_PROBLEM STATEMENT_
The task calls for every line of the data to be repeated exactly.

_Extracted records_
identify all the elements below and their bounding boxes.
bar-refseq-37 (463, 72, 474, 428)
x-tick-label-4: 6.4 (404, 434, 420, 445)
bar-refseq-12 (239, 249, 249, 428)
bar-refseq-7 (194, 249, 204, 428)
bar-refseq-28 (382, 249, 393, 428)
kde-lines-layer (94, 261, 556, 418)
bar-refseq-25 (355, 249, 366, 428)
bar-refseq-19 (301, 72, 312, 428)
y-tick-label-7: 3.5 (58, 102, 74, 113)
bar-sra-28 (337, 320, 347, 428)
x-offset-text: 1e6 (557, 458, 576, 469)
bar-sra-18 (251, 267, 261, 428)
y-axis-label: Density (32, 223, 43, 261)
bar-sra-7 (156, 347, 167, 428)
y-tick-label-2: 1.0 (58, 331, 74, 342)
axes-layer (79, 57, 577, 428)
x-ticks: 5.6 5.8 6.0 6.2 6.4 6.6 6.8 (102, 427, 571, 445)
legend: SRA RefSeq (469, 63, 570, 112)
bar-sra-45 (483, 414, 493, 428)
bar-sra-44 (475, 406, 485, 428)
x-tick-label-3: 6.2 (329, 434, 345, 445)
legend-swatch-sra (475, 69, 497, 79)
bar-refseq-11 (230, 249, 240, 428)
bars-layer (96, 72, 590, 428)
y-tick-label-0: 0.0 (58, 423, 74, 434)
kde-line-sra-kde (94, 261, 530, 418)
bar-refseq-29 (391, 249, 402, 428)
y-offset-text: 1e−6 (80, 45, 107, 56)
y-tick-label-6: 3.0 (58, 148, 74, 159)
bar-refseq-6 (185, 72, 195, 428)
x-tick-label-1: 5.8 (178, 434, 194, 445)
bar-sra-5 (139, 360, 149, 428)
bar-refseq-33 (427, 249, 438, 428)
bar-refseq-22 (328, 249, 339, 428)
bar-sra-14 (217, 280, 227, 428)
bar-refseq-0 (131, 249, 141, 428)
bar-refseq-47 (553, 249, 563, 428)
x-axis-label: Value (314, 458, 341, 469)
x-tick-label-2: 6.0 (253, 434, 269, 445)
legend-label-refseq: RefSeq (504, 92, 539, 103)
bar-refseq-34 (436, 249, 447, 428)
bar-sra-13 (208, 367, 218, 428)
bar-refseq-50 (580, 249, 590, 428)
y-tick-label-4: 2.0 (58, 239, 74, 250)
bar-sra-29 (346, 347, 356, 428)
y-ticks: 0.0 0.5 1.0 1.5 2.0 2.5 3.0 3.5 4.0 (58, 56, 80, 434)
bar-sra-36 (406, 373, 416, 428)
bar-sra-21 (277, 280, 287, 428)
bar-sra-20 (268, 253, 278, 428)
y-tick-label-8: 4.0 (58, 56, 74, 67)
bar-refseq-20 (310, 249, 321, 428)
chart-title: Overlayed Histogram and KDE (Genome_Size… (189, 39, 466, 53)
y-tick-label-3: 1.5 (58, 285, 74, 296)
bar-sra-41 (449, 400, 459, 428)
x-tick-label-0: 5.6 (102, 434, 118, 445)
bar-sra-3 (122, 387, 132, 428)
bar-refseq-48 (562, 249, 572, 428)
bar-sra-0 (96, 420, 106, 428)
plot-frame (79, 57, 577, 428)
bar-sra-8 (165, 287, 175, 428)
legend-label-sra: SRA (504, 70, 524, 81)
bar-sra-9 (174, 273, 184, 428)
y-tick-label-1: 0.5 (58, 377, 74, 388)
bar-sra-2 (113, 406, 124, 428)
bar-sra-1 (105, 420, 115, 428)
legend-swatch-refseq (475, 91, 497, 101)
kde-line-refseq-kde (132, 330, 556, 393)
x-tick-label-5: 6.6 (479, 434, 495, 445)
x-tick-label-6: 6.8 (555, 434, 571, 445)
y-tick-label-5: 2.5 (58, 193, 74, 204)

_REPLY_
identify all the elements below and their bounding boxes.
bar-refseq-37 (463, 72, 474, 428)
x-tick-label-4: 6.4 (404, 434, 420, 445)
bar-refseq-12 (239, 249, 249, 428)
bar-refseq-7 (194, 249, 204, 428)
bar-refseq-28 (382, 249, 393, 428)
kde-lines-layer (94, 261, 556, 418)
bar-refseq-25 (355, 249, 366, 428)
bar-refseq-19 (301, 72, 312, 428)
y-tick-label-7: 3.5 (58, 102, 74, 113)
bar-sra-28 (337, 320, 347, 428)
x-offset-text: 1e6 (557, 458, 576, 469)
bar-sra-18 (251, 267, 261, 428)
y-axis-label: Density (32, 223, 43, 261)
bar-sra-7 (156, 347, 167, 428)
y-tick-label-2: 1.0 (58, 331, 74, 342)
axes-layer (79, 57, 577, 428)
x-ticks: 5.6 5.8 6.0 6.2 6.4 6.6 6.8 (102, 427, 571, 445)
legend: SRA RefSeq (469, 63, 570, 112)
bar-sra-45 (483, 414, 493, 428)
bar-sra-44 (475, 406, 485, 428)
x-tick-label-3: 6.2 (329, 434, 345, 445)
legend-swatch-sra (475, 69, 497, 79)
bar-refseq-11 (230, 249, 240, 428)
bars-layer (96, 72, 590, 428)
y-tick-label-0: 0.0 (58, 423, 74, 434)
kde-line-sra-kde (94, 261, 530, 418)
bar-refseq-29 (391, 249, 402, 428)
y-offset-text: 1e−6 (80, 45, 107, 56)
y-tick-label-6: 3.0 (58, 148, 74, 159)
bar-refseq-6 (185, 72, 195, 428)
x-tick-label-1: 5.8 (178, 434, 194, 445)
bar-sra-5 (139, 360, 149, 428)
bar-refseq-33 (427, 249, 438, 428)
bar-refseq-22 (328, 249, 339, 428)
bar-sra-14 (217, 280, 227, 428)
bar-refseq-0 (131, 249, 141, 428)
bar-refseq-47 (553, 249, 563, 428)
x-axis-label: Value (314, 458, 341, 469)
x-tick-label-2: 6.0 (253, 434, 269, 445)
legend-label-refseq: RefSeq (504, 92, 539, 103)
bar-refseq-34 (436, 249, 447, 428)
bar-sra-13 (208, 367, 218, 428)
bar-refseq-50 (580, 249, 590, 428)
y-tick-label-4: 2.0 (58, 239, 74, 250)
bar-sra-29 (346, 347, 356, 428)
y-ticks: 0.0 0.5 1.0 1.5 2.0 2.5 3.0 3.5 4.0 (58, 56, 80, 434)
bar-sra-36 (406, 373, 416, 428)
bar-sra-21 (277, 280, 287, 428)
bar-sra-20 (268, 253, 278, 428)
y-tick-label-8: 4.0 (58, 56, 74, 67)
bar-refseq-20 (310, 249, 321, 428)
chart-title: Overlayed Histogram and KDE (Genome_Size… (189, 39, 466, 53)
y-tick-label-3: 1.5 (58, 285, 74, 296)
bar-sra-41 (449, 400, 459, 428)
x-tick-label-0: 5.6 (102, 434, 118, 445)
bar-sra-3 (122, 387, 132, 428)
bar-refseq-48 (562, 249, 572, 428)
bar-sra-0 (96, 420, 106, 428)
plot-frame (79, 57, 577, 428)
bar-sra-8 (165, 287, 175, 428)
legend-label-sra: SRA (504, 70, 524, 81)
bar-sra-9 (174, 273, 184, 428)
y-tick-label-1: 0.5 (58, 377, 74, 388)
bar-sra-2 (113, 406, 124, 428)
bar-sra-1 (105, 420, 115, 428)
legend-swatch-refseq (475, 91, 497, 101)
kde-line-refseq-kde (132, 330, 556, 393)
x-tick-label-5: 6.6 (479, 434, 495, 445)
x-tick-label-6: 6.8 (555, 434, 571, 445)
y-tick-label-5: 2.5 (58, 193, 74, 204)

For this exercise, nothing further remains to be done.